■ Recorded data ■
-.-.-

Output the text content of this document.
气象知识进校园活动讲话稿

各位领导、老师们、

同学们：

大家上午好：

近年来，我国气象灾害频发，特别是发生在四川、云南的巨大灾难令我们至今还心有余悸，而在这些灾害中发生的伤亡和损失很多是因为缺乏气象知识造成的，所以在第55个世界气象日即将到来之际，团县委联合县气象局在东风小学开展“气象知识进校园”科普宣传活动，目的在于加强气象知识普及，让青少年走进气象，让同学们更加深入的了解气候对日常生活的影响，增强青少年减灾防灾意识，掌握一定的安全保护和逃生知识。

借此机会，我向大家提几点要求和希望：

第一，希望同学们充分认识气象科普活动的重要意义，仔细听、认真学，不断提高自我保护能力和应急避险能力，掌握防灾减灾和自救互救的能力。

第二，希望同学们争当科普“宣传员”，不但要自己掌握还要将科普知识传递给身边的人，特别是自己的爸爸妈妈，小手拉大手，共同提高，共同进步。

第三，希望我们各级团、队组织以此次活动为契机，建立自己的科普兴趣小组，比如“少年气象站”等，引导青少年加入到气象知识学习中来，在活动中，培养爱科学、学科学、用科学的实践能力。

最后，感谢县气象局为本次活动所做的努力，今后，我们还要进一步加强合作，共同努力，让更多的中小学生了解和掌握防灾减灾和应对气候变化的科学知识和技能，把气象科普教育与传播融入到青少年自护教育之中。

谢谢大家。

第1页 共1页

-.-.-

■ Problem statement ■
Write out all the data again, exactly as it appears.

■ Worked solution ■
Output the text content of this document.
气象知识进校园活动讲话稿

各位领导、老师们、

同学们：

大家上午好：

近年来，我国气象灾害频发，特别是发生在四川、云南的巨大灾难令我们至今还心有余悸，而在这些灾害中发生的伤亡和损失很多是因为缺乏气象知识造成的，所以在第55个世界气象日即将到来之际，团县委联合县气象局在东风小学开展“气象知识进校园”科普宣传活动，目的在于加强气象知识普及，让青少年走进气象，让同学们更加深入的了解气候对日常生活的影响，增强青少年减灾防灾意识，掌握一定的安全保护和逃生知识。

借此机会，我向大家提几点要求和希望：

第一，希望同学们充分认识气象科普活动的重要意义，仔细听、认真学，不断提高自我保护能力和应急避险能力，掌握防灾减灾和自救互救的能力。

第二，希望同学们争当科普“宣传员”，不但要自己掌握还要将科普知识传递给身边的人，特别是自己的爸爸妈妈，小手拉大手，共同提高，共同进步。

第三，希望我们各级团、队组织以此次活动为契机，建立自己的科普兴趣小组，比如“少年气象站”等，引导青少年加入到气象知识学习中来，在活动中，培养爱科学、学科学、用科学的实践能力。

最后，感谢县气象局为本次活动所做的努力，今后，我们还要进一步加强合作，共同努力，让更多的中小学生了解和掌握防灾减灾和应对气候变化的科学知识和技能，把气象科普教育与传播融入到青少年自护教育之中。

谢谢大家。

第1页 共1页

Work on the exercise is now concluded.